WHAT THE TASK REQUIRES: Quote exactly the lines from the one with "Type out the text in this image." to the end of the data, both included; omit the pictures.

PROVIDED RECORDS:

:::::

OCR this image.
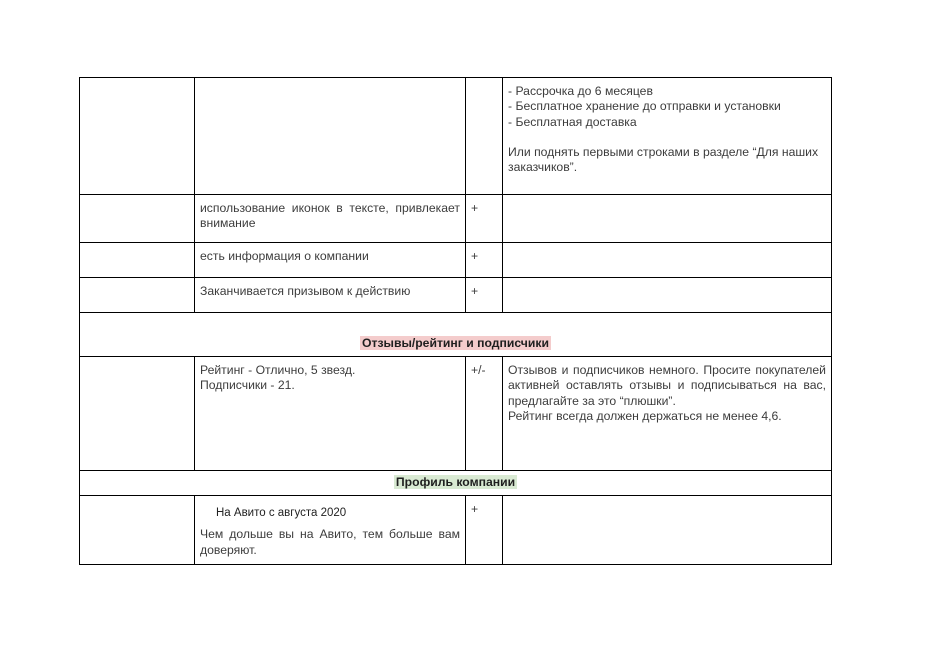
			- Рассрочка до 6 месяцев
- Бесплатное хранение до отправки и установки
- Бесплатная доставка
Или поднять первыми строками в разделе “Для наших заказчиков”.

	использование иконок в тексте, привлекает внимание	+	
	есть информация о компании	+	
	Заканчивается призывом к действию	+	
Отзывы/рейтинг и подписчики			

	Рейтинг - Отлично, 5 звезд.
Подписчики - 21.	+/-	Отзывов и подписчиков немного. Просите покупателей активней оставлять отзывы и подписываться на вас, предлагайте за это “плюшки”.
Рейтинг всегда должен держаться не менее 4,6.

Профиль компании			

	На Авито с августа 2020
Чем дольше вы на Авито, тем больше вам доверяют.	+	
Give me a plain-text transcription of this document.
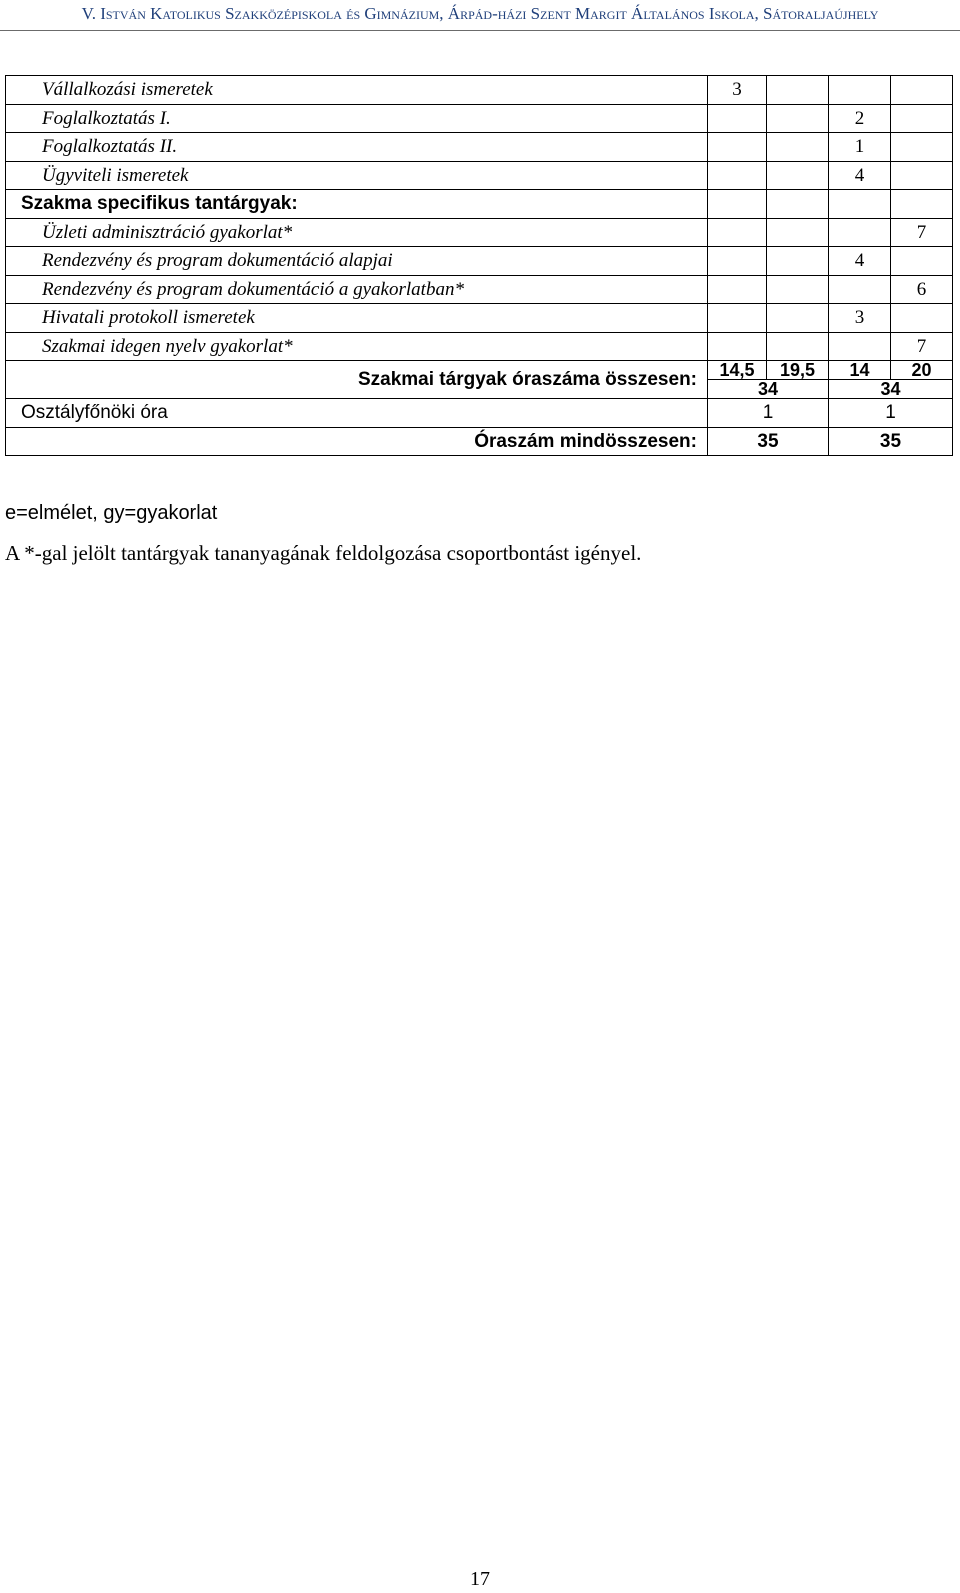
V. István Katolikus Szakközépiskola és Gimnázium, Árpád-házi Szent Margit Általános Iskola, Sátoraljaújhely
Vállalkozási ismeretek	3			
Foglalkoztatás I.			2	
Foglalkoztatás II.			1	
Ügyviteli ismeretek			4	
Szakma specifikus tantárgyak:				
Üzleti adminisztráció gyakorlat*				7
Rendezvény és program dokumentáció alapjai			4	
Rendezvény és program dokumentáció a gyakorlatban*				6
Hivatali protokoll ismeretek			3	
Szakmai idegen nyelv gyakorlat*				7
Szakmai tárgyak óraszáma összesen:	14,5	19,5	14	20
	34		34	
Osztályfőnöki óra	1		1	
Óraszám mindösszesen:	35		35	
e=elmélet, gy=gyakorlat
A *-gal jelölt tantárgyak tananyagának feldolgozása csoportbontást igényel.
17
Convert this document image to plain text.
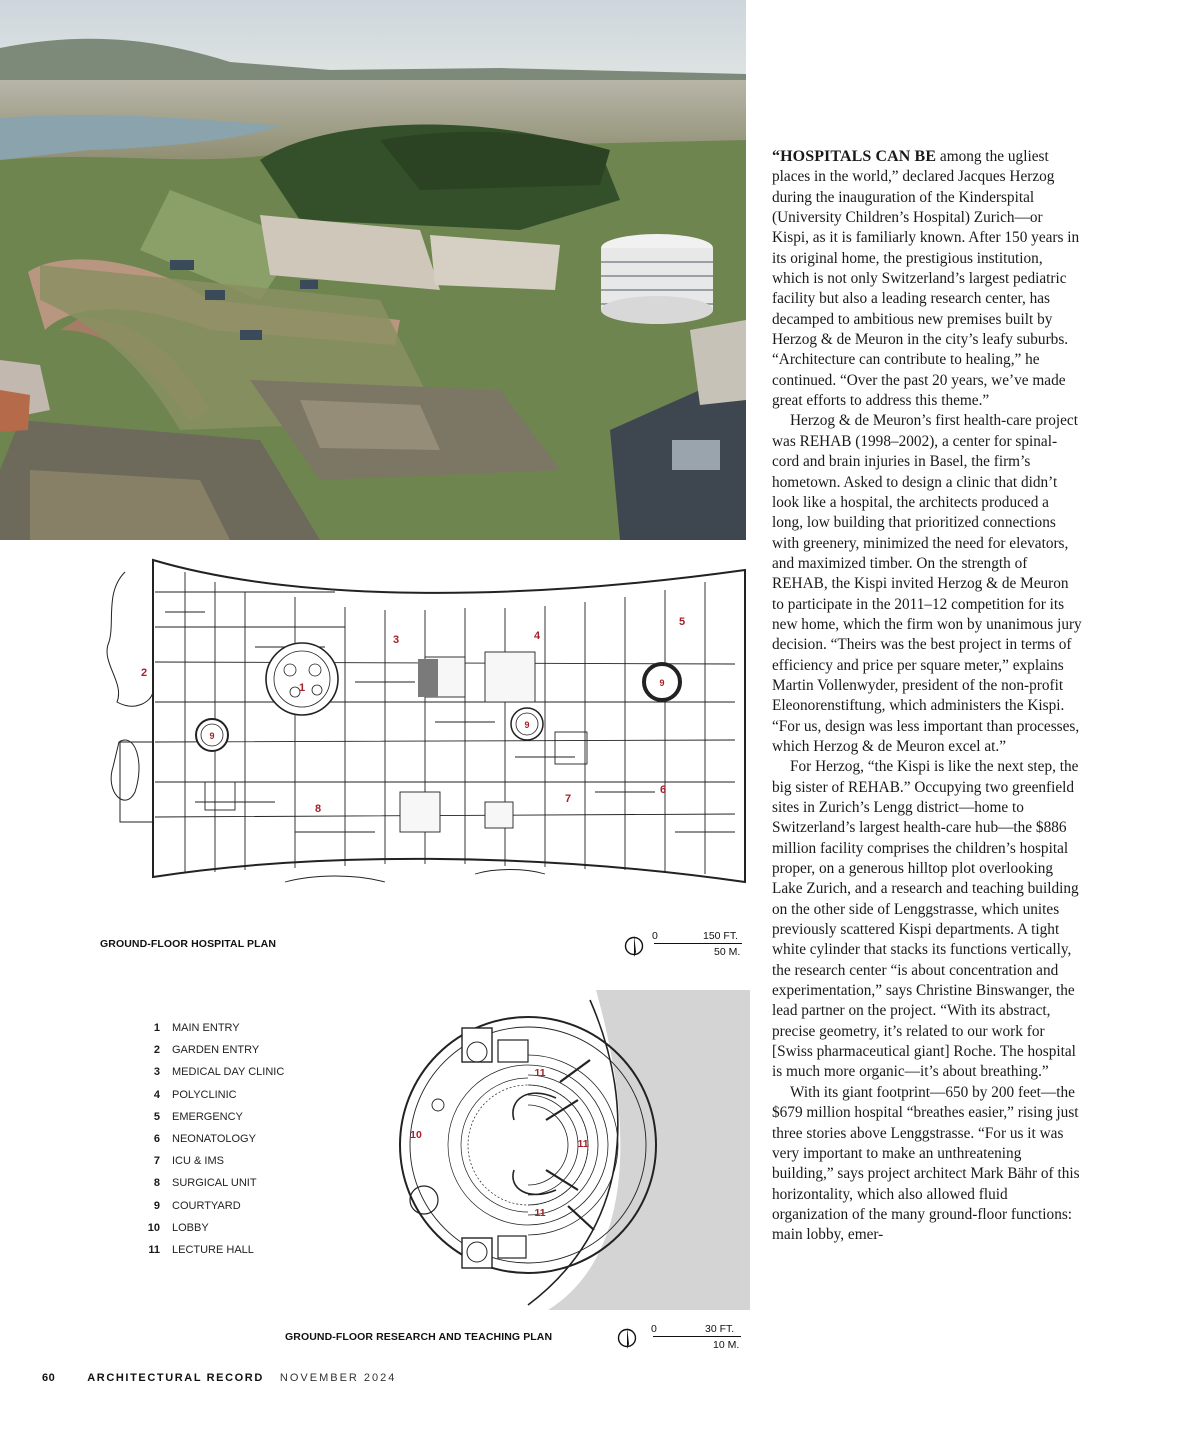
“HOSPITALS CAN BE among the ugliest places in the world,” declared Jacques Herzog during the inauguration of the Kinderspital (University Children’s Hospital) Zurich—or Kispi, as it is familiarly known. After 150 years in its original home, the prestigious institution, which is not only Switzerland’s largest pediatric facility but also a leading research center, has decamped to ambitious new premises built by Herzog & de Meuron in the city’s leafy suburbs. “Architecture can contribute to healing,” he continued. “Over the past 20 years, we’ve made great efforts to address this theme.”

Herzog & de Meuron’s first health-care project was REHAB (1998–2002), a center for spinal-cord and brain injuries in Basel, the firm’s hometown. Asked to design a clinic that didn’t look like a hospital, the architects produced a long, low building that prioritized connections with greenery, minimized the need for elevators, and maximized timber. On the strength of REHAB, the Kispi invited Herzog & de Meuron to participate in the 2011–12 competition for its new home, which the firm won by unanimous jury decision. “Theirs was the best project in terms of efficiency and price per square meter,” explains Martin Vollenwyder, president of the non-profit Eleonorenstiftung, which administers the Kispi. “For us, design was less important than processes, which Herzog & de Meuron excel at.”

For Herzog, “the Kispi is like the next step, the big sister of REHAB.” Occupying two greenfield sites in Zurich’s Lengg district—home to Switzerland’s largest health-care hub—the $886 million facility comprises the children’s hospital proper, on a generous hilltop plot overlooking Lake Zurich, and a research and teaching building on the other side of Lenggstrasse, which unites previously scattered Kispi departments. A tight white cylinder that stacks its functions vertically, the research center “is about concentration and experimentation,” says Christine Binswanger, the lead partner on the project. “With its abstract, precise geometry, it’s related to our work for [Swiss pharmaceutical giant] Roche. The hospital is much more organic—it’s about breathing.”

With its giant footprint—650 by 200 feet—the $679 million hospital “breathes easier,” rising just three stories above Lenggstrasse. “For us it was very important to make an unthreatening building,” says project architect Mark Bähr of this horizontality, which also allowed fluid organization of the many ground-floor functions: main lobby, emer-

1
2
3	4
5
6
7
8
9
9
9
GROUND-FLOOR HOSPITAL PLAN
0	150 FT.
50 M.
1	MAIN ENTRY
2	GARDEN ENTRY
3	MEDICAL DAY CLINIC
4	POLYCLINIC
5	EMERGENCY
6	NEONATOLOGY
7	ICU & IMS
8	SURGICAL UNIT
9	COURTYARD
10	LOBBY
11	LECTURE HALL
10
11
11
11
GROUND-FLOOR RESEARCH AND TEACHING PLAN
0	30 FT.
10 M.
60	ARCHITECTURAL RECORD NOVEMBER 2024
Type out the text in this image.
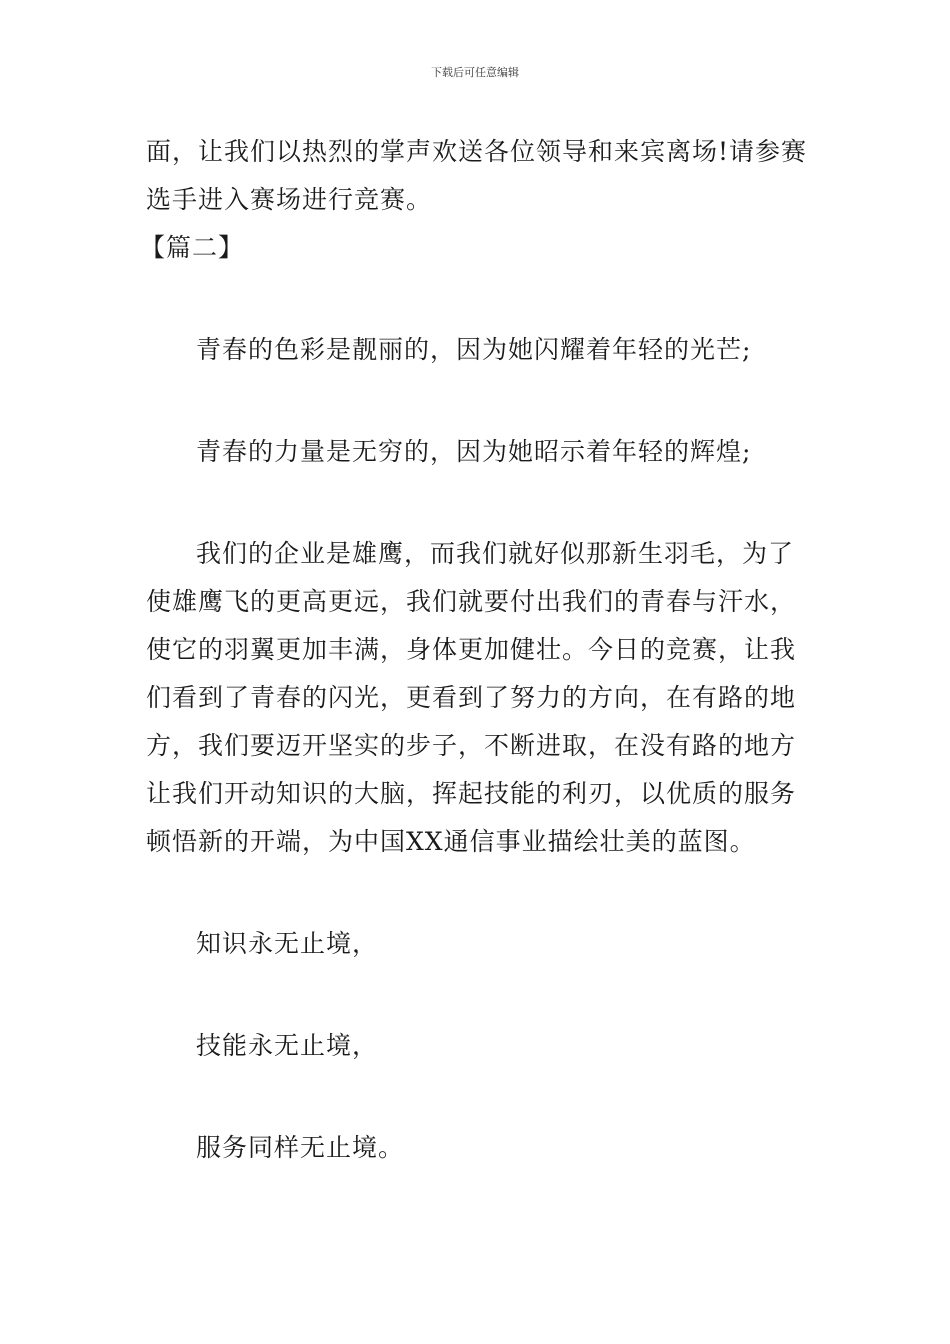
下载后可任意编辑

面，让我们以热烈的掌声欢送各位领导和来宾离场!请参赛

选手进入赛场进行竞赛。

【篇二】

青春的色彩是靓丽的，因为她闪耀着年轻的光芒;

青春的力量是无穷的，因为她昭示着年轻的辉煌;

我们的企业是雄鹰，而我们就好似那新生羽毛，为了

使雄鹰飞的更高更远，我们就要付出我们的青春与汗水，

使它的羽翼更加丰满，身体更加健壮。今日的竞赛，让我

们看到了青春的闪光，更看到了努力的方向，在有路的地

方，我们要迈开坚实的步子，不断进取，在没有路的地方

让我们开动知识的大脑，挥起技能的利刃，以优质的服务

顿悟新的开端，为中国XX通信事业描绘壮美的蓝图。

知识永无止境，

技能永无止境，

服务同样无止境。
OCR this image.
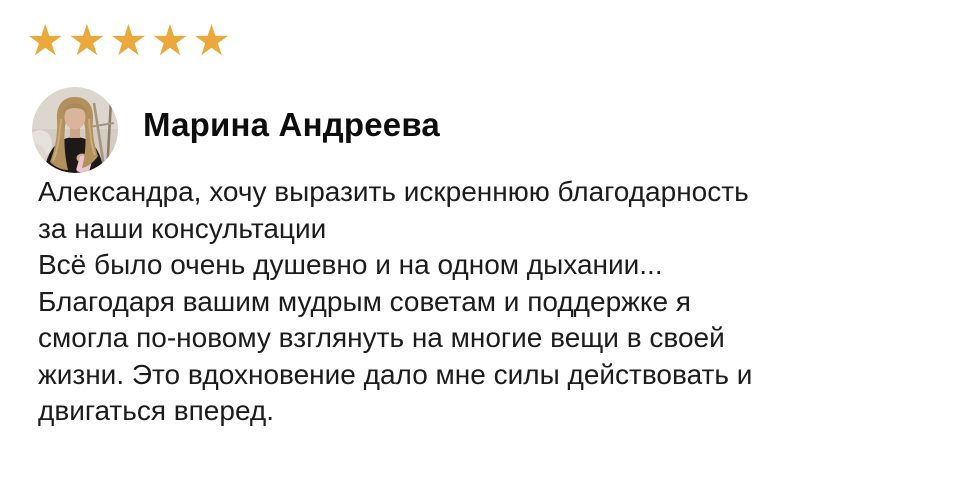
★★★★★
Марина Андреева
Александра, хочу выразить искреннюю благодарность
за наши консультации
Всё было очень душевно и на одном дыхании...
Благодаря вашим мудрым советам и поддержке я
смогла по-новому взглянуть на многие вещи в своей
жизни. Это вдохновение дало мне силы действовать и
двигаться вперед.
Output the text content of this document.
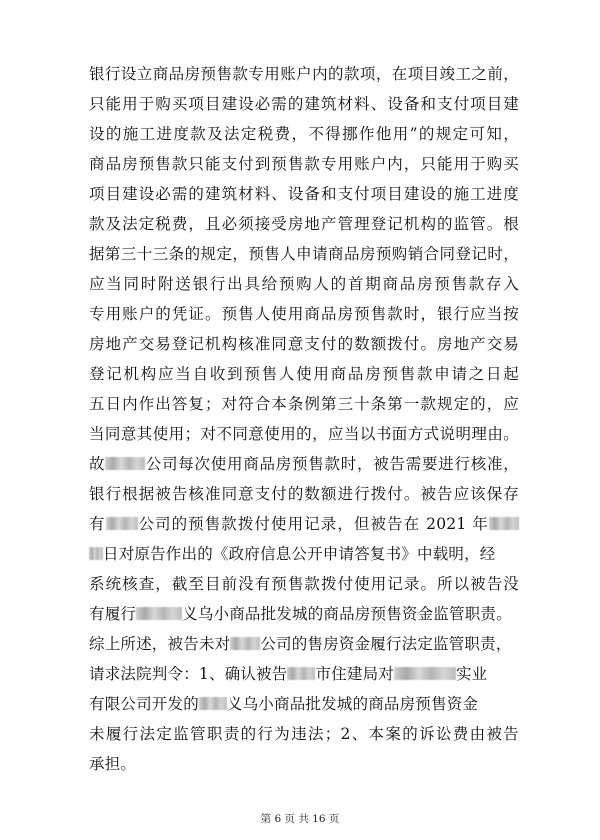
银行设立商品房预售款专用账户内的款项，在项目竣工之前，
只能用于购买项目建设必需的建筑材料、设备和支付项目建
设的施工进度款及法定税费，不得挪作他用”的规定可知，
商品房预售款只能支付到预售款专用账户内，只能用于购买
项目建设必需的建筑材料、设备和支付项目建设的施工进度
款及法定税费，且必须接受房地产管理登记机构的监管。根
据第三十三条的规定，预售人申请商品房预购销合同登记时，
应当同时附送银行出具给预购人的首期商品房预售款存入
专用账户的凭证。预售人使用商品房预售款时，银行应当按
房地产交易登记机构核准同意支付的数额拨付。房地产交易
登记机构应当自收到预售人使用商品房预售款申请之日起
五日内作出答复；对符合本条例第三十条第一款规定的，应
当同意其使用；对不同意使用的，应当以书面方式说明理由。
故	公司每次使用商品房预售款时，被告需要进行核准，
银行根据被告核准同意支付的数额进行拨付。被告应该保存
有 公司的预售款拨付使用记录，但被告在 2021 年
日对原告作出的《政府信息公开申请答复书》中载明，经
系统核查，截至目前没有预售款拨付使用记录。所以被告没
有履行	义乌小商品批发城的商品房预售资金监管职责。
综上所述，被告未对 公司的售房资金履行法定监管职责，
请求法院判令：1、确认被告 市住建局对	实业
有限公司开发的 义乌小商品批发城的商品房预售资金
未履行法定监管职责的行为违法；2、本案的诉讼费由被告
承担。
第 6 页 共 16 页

:::::

CORRECT RESPONSE:
Type out the text in this image.
下载后可任意编辑

面，让我们以热烈的掌声欢送各位领导和来宾离场!请参赛

选手进入赛场进行竞赛。

【篇二】

青春的色彩是靓丽的，因为她闪耀着年轻的光芒;

青春的力量是无穷的，因为她昭示着年轻的辉煌;

我们的企业是雄鹰，而我们就好似那新生羽毛，为了

使雄鹰飞的更高更远，我们就要付出我们的青春与汗水，

使它的羽翼更加丰满，身体更加健壮。今日的竞赛，让我

们看到了青春的闪光，更看到了努力的方向，在有路的地

方，我们要迈开坚实的步子，不断进取，在没有路的地方

让我们开动知识的大脑，挥起技能的利刃，以优质的服务

顿悟新的开端，为中国XX通信事业描绘壮美的蓝图。

知识永无止境，

技能永无止境，

服务同样无止境。
OCR this image.
★★★★★
Марина Андреева
Александра, хочу выразить искреннюю благодарность
за наши консультации
Всё было очень душевно и на одном дыхании...
Благодаря вашим мудрым советам и поддержке я
смогла по-новому взглянуть на многие вещи в своей
жизни. Это вдохновение дало мне силы действовать и
двигаться вперед.
Output the text content of this document.
银行设立商品房预售款专用账户内的款项，在项目竣工之前，
只能用于购买项目建设必需的建筑材料、设备和支付项目建
设的施工进度款及法定税费，不得挪作他用”的规定可知，
商品房预售款只能支付到预售款专用账户内，只能用于购买
项目建设必需的建筑材料、设备和支付项目建设的施工进度
款及法定税费，且必须接受房地产管理登记机构的监管。根
据第三十三条的规定，预售人申请商品房预购销合同登记时，
应当同时附送银行出具给预购人的首期商品房预售款存入
专用账户的凭证。预售人使用商品房预售款时，银行应当按
房地产交易登记机构核准同意支付的数额拨付。房地产交易
登记机构应当自收到预售人使用商品房预售款申请之日起
五日内作出答复；对符合本条例第三十条第一款规定的，应
当同意其使用；对不同意使用的，应当以书面方式说明理由。
故	公司每次使用商品房预售款时，被告需要进行核准，
银行根据被告核准同意支付的数额进行拨付。被告应该保存
有 公司的预售款拨付使用记录，但被告在 2021 年
日对原告作出的《政府信息公开申请答复书》中载明，经
系统核查，截至目前没有预售款拨付使用记录。所以被告没
有履行	义乌小商品批发城的商品房预售资金监管职责。
综上所述，被告未对 公司的售房资金履行法定监管职责，
请求法院判令：1、确认被告 市住建局对	实业
有限公司开发的 义乌小商品批发城的商品房预售资金
未履行法定监管职责的行为违法；2、本案的诉讼费由被告
承担。
第 6 页 共 16 页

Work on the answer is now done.